Chart and figure data:
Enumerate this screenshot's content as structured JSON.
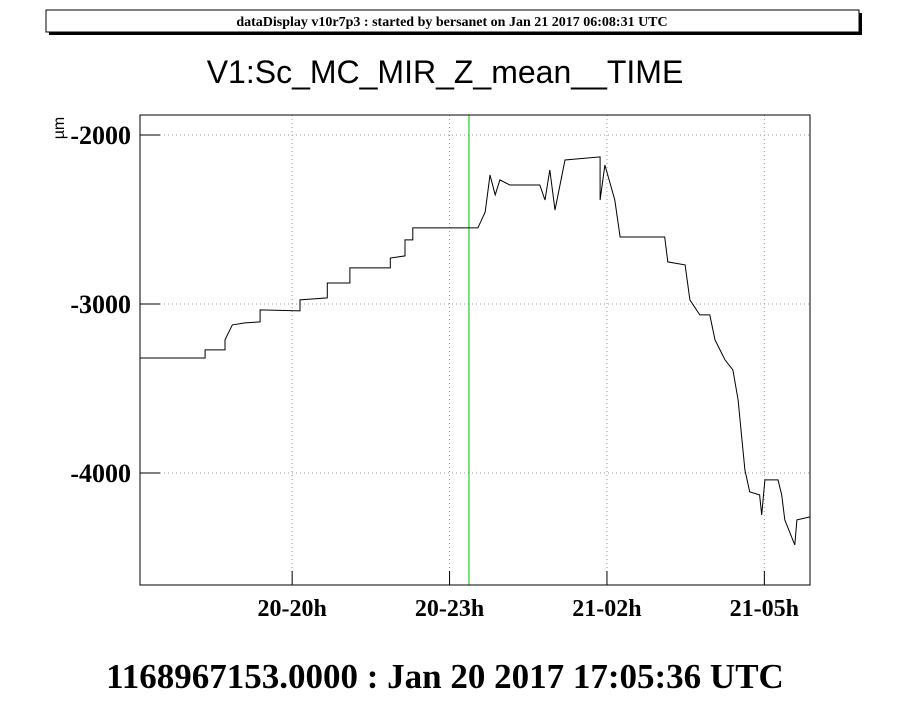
{
  "chart_data": {
    "type": "line",
    "header": "dataDisplay v10r7p3 : started by bersanet on Jan 21 2017 06:08:31 UTC",
    "title": "V1:Sc_MC_MIR_Z_mean__TIME",
    "y_label": "µm",
    "footer": "1168967153.0000 : Jan 20 2017 17:05:36 UTC",
    "xlim": [
      17.1,
      29.87
    ],
    "xticks": [
      {
        "value": 20,
        "label": "20-20h"
      },
      {
        "value": 23,
        "label": "20-23h"
      },
      {
        "value": 26,
        "label": "21-02h"
      },
      {
        "value": 29,
        "label": "21-05h"
      }
    ],
    "ylim": [
      -4663,
      -1882
    ],
    "yticks": [
      -2000,
      -3000,
      -4000
    ],
    "grid": true,
    "cursor_x": 23.37,
    "cursor_color": "#00c000",
    "series": [
      {
        "color": "#000000",
        "x": [
          17.1,
          18.34,
          18.34,
          18.72,
          18.72,
          18.86,
          19.1,
          19.39,
          19.39,
          20.15,
          20.15,
          20.67,
          20.67,
          21.1,
          21.1,
          21.87,
          21.87,
          22.15,
          22.15,
          22.3,
          22.3,
          23.54,
          23.68,
          23.77,
          23.87,
          23.96,
          24.15,
          24.72,
          24.82,
          24.91,
          25.01,
          25.2,
          25.87,
          25.87,
          25.96,
          26.15,
          26.25,
          27.1,
          27.16,
          27.49,
          27.58,
          27.77,
          27.96,
          28.06,
          28.25,
          28.4,
          28.5,
          28.63,
          28.72,
          28.91,
          28.95,
          29.01,
          29.26,
          29.33,
          29.39,
          29.58,
          29.62,
          29.87
        ],
        "values": [
          -3320,
          -3320,
          -3272,
          -3272,
          -3213,
          -3124,
          -3112,
          -3106,
          -3035,
          -3041,
          -2976,
          -2964,
          -2876,
          -2876,
          -2787,
          -2787,
          -2728,
          -2716,
          -2621,
          -2621,
          -2550,
          -2550,
          -2456,
          -2237,
          -2355,
          -2266,
          -2296,
          -2296,
          -2385,
          -2207,
          -2444,
          -2148,
          -2130,
          -2385,
          -2178,
          -2385,
          -2604,
          -2604,
          -2751,
          -2769,
          -2976,
          -3065,
          -3065,
          -3213,
          -3331,
          -3390,
          -3568,
          -3982,
          -4112,
          -4130,
          -4248,
          -4041,
          -4041,
          -4130,
          -4278,
          -4426,
          -4278,
          -4260
        ]
      }
    ]
  }
}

**Task details:**
Restate the data above exactly, stripping out each image.

**Answer to the exercise:**
Enumerate this screenshot's content as structured JSON.
{
  "chart_data": {
    "type": "line",
    "header": "dataDisplay v10r7p3 : started by bersanet on Jan 21 2017 06:08:31 UTC",
    "title": "V1:Sc_MC_MIR_Z_mean__TIME",
    "y_label": "µm",
    "footer": "1168967153.0000 : Jan 20 2017 17:05:36 UTC",
    "xlim": [
      17.1,
      29.87
    ],
    "xticks": [
      {
        "value": 20,
        "label": "20-20h"
      },
      {
        "value": 23,
        "label": "20-23h"
      },
      {
        "value": 26,
        "label": "21-02h"
      },
      {
        "value": 29,
        "label": "21-05h"
      }
    ],
    "ylim": [
      -4663,
      -1882
    ],
    "yticks": [
      -2000,
      -3000,
      -4000
    ],
    "grid": true,
    "cursor_x": 23.37,
    "cursor_color": "#00c000",
    "series": [
      {
        "color": "#000000",
        "x": [
          17.1,
          18.34,
          18.34,
          18.72,
          18.72,
          18.86,
          19.1,
          19.39,
          19.39,
          20.15,
          20.15,
          20.67,
          20.67,
          21.1,
          21.1,
          21.87,
          21.87,
          22.15,
          22.15,
          22.3,
          22.3,
          23.54,
          23.68,
          23.77,
          23.87,
          23.96,
          24.15,
          24.72,
          24.82,
          24.91,
          25.01,
          25.2,
          25.87,
          25.87,
          25.96,
          26.15,
          26.25,
          27.1,
          27.16,
          27.49,
          27.58,
          27.77,
          27.96,
          28.06,
          28.25,
          28.4,
          28.5,
          28.63,
          28.72,
          28.91,
          28.95,
          29.01,
          29.26,
          29.33,
          29.39,
          29.58,
          29.62,
          29.87
        ],
        "values": [
          -3320,
          -3320,
          -3272,
          -3272,
          -3213,
          -3124,
          -3112,
          -3106,
          -3035,
          -3041,
          -2976,
          -2964,
          -2876,
          -2876,
          -2787,
          -2787,
          -2728,
          -2716,
          -2621,
          -2621,
          -2550,
          -2550,
          -2456,
          -2237,
          -2355,
          -2266,
          -2296,
          -2296,
          -2385,
          -2207,
          -2444,
          -2148,
          -2130,
          -2385,
          -2178,
          -2385,
          -2604,
          -2604,
          -2751,
          -2769,
          -2976,
          -3065,
          -3065,
          -3213,
          -3331,
          -3390,
          -3568,
          -3982,
          -4112,
          -4130,
          -4248,
          -4041,
          -4041,
          -4130,
          -4278,
          -4426,
          -4278,
          -4260
        ]
      }
    ]
  }
}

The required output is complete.